WRITTEN INSTRUCTION:
Below is a set of records; print all of them exactly as written.

▽

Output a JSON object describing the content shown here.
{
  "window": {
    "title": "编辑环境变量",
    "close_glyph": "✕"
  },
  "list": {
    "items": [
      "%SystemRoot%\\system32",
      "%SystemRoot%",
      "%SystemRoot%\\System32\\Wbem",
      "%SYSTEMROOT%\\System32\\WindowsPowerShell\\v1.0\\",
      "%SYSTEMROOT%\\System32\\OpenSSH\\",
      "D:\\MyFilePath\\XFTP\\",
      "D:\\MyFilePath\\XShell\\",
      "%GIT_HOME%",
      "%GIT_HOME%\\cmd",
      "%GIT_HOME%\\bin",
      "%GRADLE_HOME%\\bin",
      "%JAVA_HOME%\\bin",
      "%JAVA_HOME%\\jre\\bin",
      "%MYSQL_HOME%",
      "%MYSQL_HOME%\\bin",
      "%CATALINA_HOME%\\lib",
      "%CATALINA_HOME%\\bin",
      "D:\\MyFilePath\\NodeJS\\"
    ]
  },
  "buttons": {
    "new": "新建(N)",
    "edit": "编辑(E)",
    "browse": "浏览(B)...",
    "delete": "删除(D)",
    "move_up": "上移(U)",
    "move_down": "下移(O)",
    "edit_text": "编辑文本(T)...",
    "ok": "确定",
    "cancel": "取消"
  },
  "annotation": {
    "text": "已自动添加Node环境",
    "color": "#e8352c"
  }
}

△

ANSWER TO THE PROBLEM:
Output a JSON object describing the content shown here.
{
  "window": {
    "title": "编辑环境变量",
    "close_glyph": "✕"
  },
  "list": {
    "items": [
      "%SystemRoot%\\system32",
      "%SystemRoot%",
      "%SystemRoot%\\System32\\Wbem",
      "%SYSTEMROOT%\\System32\\WindowsPowerShell\\v1.0\\",
      "%SYSTEMROOT%\\System32\\OpenSSH\\",
      "D:\\MyFilePath\\XFTP\\",
      "D:\\MyFilePath\\XShell\\",
      "%GIT_HOME%",
      "%GIT_HOME%\\cmd",
      "%GIT_HOME%\\bin",
      "%GRADLE_HOME%\\bin",
      "%JAVA_HOME%\\bin",
      "%JAVA_HOME%\\jre\\bin",
      "%MYSQL_HOME%",
      "%MYSQL_HOME%\\bin",
      "%CATALINA_HOME%\\lib",
      "%CATALINA_HOME%\\bin",
      "D:\\MyFilePath\\NodeJS\\"
    ]
  },
  "buttons": {
    "new": "新建(N)",
    "edit": "编辑(E)",
    "browse": "浏览(B)...",
    "delete": "删除(D)",
    "move_up": "上移(U)",
    "move_down": "下移(O)",
    "edit_text": "编辑文本(T)...",
    "ok": "确定",
    "cancel": "取消"
  },
  "annotation": {
    "text": "已自动添加Node环境",
    "color": "#e8352c"
  }
}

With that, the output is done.